What this task involves:
Copy each line with the word "concepire" in it.

-- begin Data --

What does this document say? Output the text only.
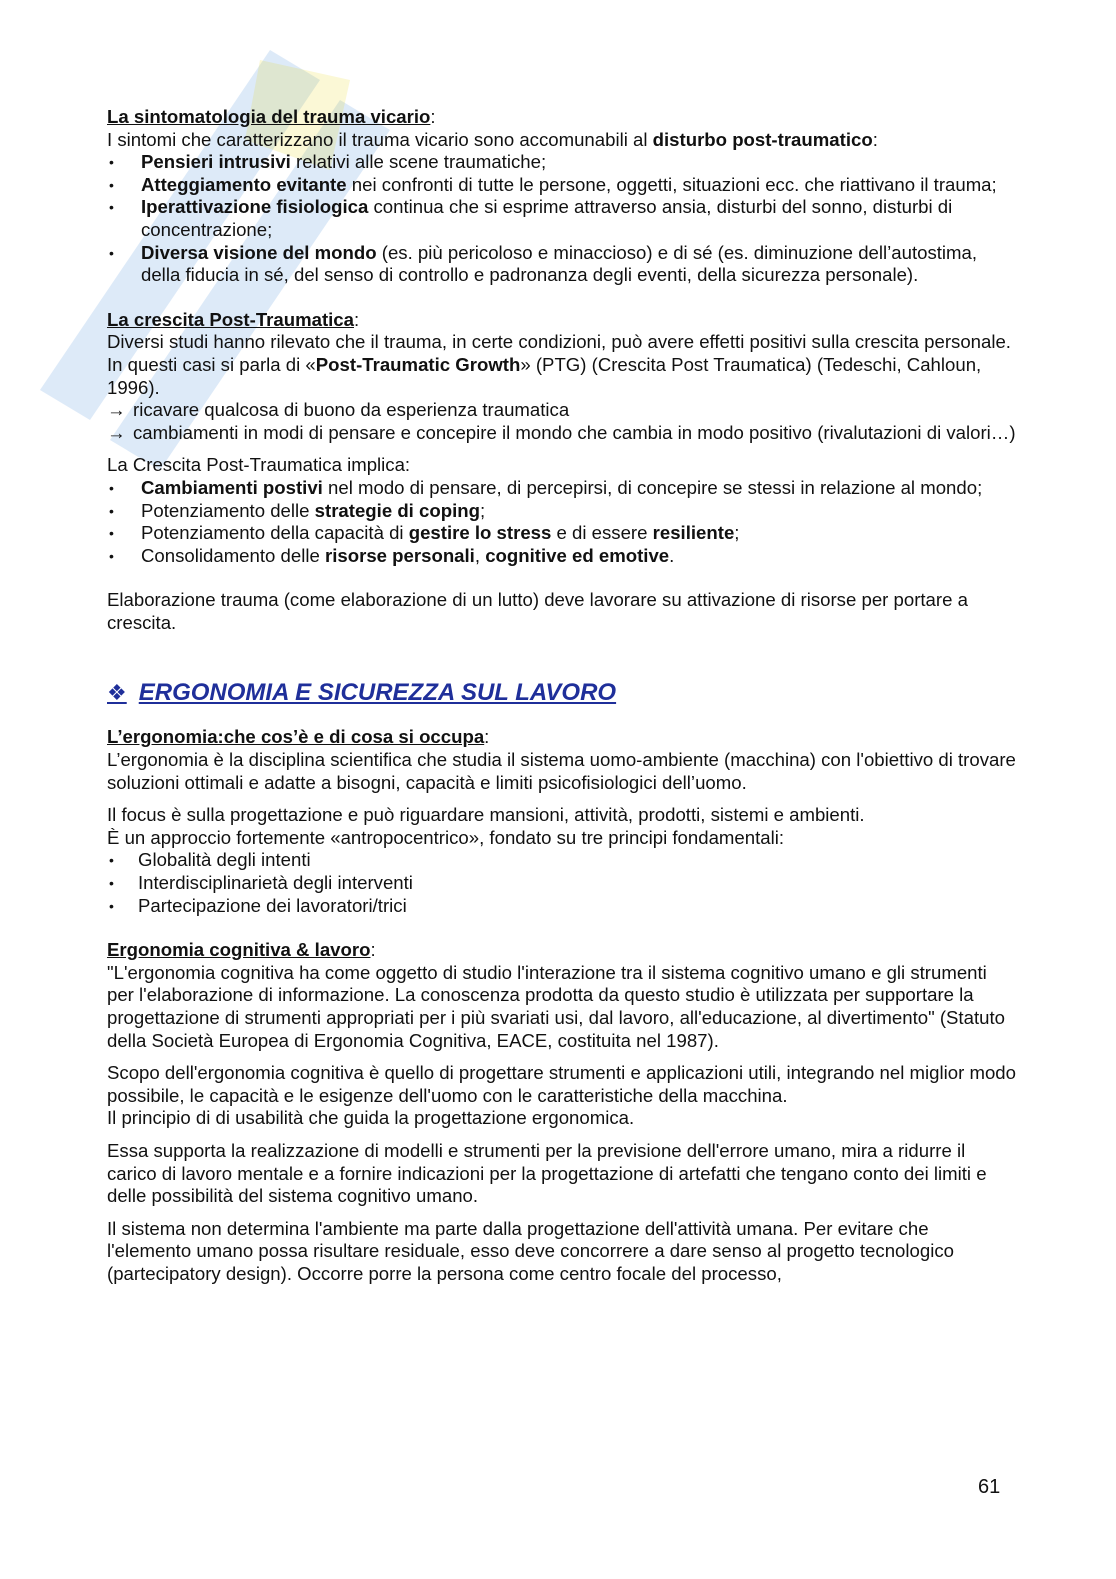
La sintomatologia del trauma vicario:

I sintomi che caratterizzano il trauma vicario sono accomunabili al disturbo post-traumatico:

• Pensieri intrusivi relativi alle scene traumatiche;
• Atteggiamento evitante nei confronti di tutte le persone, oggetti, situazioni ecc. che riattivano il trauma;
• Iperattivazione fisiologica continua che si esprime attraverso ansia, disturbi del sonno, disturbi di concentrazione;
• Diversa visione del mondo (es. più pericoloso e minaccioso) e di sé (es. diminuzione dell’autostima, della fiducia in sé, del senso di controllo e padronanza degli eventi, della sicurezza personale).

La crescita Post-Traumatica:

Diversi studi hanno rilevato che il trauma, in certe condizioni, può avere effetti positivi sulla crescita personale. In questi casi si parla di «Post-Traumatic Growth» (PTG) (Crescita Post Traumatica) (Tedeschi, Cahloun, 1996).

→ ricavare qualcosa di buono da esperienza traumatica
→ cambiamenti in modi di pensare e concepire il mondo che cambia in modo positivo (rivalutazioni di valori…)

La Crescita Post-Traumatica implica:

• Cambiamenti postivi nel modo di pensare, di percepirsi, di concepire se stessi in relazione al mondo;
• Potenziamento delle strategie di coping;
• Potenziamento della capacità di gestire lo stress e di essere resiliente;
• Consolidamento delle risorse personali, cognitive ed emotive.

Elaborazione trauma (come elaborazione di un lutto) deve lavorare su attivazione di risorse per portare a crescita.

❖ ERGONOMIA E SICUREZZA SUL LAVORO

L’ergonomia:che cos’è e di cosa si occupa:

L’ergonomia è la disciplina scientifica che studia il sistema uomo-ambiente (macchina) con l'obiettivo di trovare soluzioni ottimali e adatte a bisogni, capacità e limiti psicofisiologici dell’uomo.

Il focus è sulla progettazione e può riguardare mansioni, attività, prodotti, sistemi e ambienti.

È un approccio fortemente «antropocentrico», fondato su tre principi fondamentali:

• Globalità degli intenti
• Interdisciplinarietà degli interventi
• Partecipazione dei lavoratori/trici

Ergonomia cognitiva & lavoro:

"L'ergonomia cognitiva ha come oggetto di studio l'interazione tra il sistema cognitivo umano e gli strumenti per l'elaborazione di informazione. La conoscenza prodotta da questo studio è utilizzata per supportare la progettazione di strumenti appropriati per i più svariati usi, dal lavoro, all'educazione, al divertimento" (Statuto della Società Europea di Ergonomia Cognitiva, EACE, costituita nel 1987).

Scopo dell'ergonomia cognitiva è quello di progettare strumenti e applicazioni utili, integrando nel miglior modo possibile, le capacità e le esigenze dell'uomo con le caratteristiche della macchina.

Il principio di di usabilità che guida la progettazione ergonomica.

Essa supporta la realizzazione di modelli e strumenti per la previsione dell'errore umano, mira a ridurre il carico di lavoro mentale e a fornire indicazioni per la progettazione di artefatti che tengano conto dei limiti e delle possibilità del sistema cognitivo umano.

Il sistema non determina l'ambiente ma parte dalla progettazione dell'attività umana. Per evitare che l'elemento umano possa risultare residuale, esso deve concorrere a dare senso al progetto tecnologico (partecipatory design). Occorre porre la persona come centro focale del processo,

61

-- end Data --
-- begin Data --

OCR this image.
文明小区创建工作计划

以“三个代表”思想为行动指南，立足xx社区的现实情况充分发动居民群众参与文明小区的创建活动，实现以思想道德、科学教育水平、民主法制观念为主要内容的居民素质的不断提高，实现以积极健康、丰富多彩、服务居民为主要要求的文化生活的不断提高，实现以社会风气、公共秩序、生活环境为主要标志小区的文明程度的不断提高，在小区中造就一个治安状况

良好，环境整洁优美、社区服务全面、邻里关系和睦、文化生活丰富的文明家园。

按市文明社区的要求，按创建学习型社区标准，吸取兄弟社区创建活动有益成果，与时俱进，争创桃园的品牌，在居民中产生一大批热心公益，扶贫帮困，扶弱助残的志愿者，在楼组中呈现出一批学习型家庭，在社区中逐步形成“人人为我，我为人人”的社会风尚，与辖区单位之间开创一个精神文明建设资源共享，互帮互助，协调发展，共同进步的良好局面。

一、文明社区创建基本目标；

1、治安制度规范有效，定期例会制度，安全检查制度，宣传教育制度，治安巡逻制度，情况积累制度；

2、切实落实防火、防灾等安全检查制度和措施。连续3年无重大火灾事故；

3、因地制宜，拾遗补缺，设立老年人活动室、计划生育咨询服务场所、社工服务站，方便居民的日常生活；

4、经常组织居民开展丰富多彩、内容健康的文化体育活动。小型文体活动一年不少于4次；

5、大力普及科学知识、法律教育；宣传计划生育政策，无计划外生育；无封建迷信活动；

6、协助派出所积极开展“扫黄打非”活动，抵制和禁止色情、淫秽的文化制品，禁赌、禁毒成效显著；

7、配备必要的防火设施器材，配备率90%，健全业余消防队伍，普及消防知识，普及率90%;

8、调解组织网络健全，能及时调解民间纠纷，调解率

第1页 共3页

-- end Data --

Output of the task:
→ cambiamenti in modi di pensare e concepire il mondo che cambia in modo positivo (rivalutazioni di valori…)
• Cambiamenti postivi nel modo di pensare, di percepirsi, di concepire se stessi in relazione al mondo;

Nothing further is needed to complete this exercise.